» Records excerpted from a collection:
-- BEGIN --

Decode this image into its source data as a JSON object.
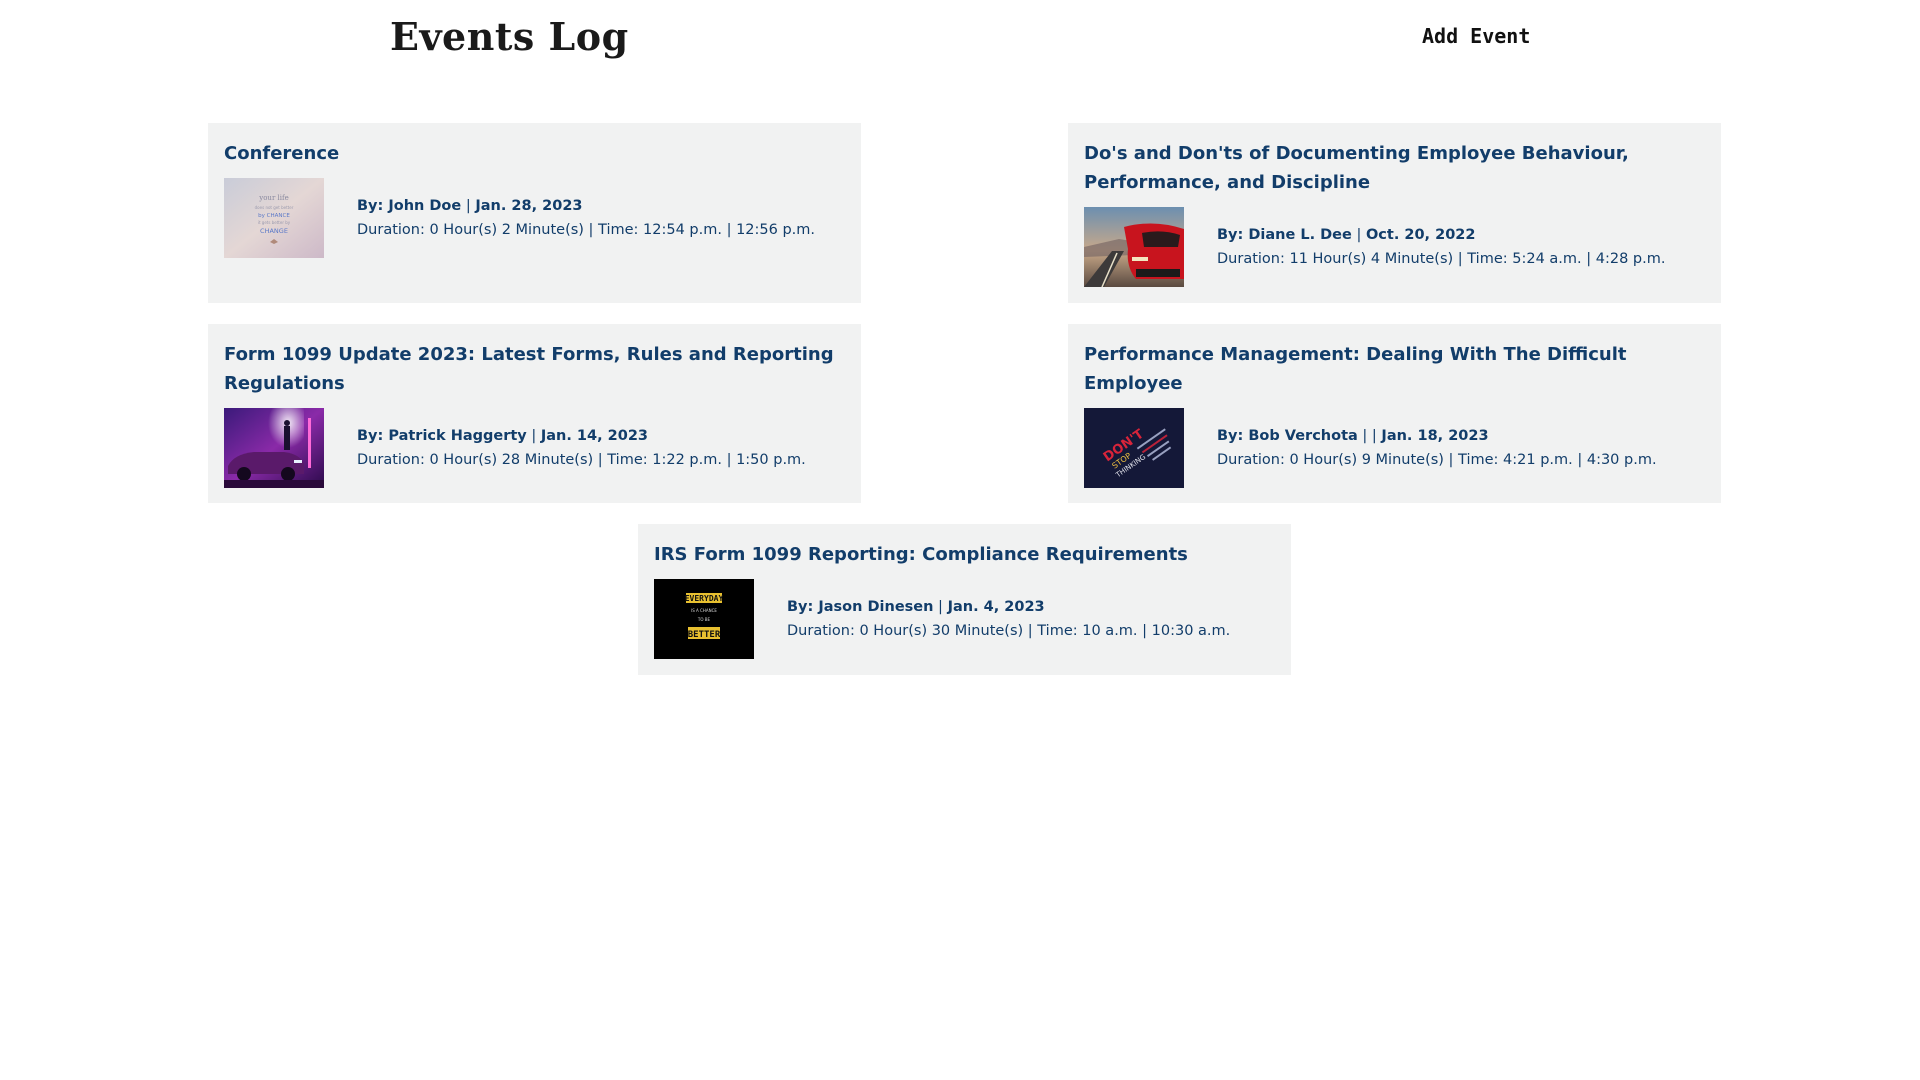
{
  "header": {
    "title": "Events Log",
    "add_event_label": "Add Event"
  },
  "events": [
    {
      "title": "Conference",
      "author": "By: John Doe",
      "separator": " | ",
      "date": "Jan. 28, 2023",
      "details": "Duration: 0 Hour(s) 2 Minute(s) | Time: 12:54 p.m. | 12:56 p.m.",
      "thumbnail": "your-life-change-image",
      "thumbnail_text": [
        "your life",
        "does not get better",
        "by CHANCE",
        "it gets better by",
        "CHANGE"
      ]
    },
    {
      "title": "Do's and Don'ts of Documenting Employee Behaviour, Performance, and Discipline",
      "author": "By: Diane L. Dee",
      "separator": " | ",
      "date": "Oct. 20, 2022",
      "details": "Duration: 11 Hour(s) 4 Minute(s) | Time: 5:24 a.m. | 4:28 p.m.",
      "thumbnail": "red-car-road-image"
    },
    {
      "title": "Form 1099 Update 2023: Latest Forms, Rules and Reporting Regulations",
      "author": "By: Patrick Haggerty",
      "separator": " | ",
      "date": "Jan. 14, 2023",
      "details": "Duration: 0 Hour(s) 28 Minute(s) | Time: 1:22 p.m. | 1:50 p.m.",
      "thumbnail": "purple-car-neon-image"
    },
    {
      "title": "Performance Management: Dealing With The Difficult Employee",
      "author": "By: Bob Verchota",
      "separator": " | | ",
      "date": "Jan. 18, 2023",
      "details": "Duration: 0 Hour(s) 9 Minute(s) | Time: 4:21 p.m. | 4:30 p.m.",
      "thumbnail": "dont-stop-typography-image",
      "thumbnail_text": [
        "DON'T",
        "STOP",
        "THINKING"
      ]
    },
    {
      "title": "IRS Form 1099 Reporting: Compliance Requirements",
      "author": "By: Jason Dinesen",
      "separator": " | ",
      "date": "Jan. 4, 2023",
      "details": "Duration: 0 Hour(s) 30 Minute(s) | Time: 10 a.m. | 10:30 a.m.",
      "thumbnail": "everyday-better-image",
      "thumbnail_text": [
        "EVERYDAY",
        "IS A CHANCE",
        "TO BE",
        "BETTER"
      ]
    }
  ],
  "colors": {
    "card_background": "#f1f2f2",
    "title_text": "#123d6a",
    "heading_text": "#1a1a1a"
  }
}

-- END --

» Exercise requirements:
Copy every line of the records above that contains "life".

» Final answer:
      "thumbnail": "your-life-change-image",
        "your life",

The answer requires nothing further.